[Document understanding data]
::::::::
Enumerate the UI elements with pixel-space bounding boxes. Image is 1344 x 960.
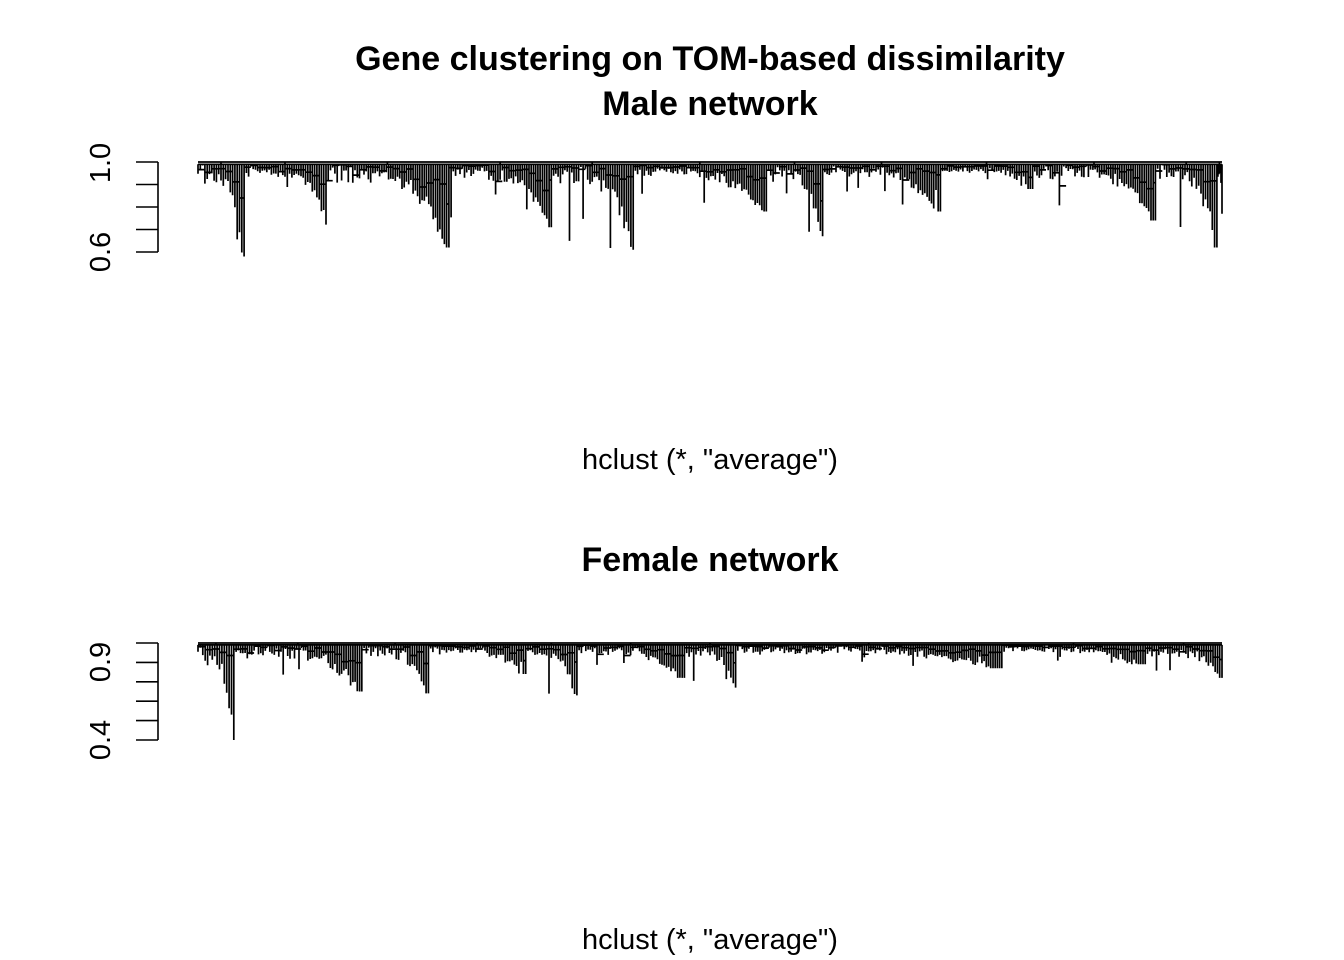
female-x-axis-label: hclust (*, "average") [582,924,838,956]
female-y-axis [136,642,159,741]
female-main-title: Female network [582,541,839,579]
dendrogram-branches [197,161,1223,257]
male-main-title: Gene clustering on TOM-based dissimilari… [355,40,1065,78]
female-y-tick-label-high: 0.9 [85,642,117,682]
male-dendrogram-panel: Gene clustering on TOM-based dissimilari… [85,40,1223,476]
male-dendrogram-tree [197,161,1223,257]
dendrogram-branches [197,642,1223,740]
male-y-axis [136,161,159,253]
male-y-tick-label-high: 1.0 [85,143,117,183]
female-y-tick-label-low: 0.4 [85,720,117,760]
male-x-axis-label: hclust (*, "average") [582,444,838,476]
female-dendrogram-panel: Female network 0.4 0.9 hclust (*, "avera… [85,541,1223,956]
male-y-tick-label-low: 0.6 [85,232,117,272]
male-subtitle: Male network [602,85,817,123]
female-dendrogram-tree [197,642,1223,740]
::::::::
#### Try it:
Write the entries above out again exactly, but not the pictures.

#### Answer to this task:
Enumerate the UI elements with pixel-space bounding boxes. Image is 1344 x 960.
female-x-axis-label: hclust (*, "average") [582,924,838,956]
female-y-axis [136,642,159,741]
female-main-title: Female network [582,541,839,579]
dendrogram-branches [197,161,1223,257]
male-main-title: Gene clustering on TOM-based dissimilari… [355,40,1065,78]
female-y-tick-label-high: 0.9 [85,642,117,682]
male-dendrogram-panel: Gene clustering on TOM-based dissimilari… [85,40,1223,476]
male-dendrogram-tree [197,161,1223,257]
dendrogram-branches [197,642,1223,740]
male-y-axis [136,161,159,253]
male-y-tick-label-high: 1.0 [85,143,117,183]
female-y-tick-label-low: 0.4 [85,720,117,760]
male-x-axis-label: hclust (*, "average") [582,444,838,476]
female-dendrogram-panel: Female network 0.4 0.9 hclust (*, "avera… [85,541,1223,956]
male-y-tick-label-low: 0.6 [85,232,117,272]
male-subtitle: Male network [602,85,817,123]
female-dendrogram-tree [197,642,1223,740]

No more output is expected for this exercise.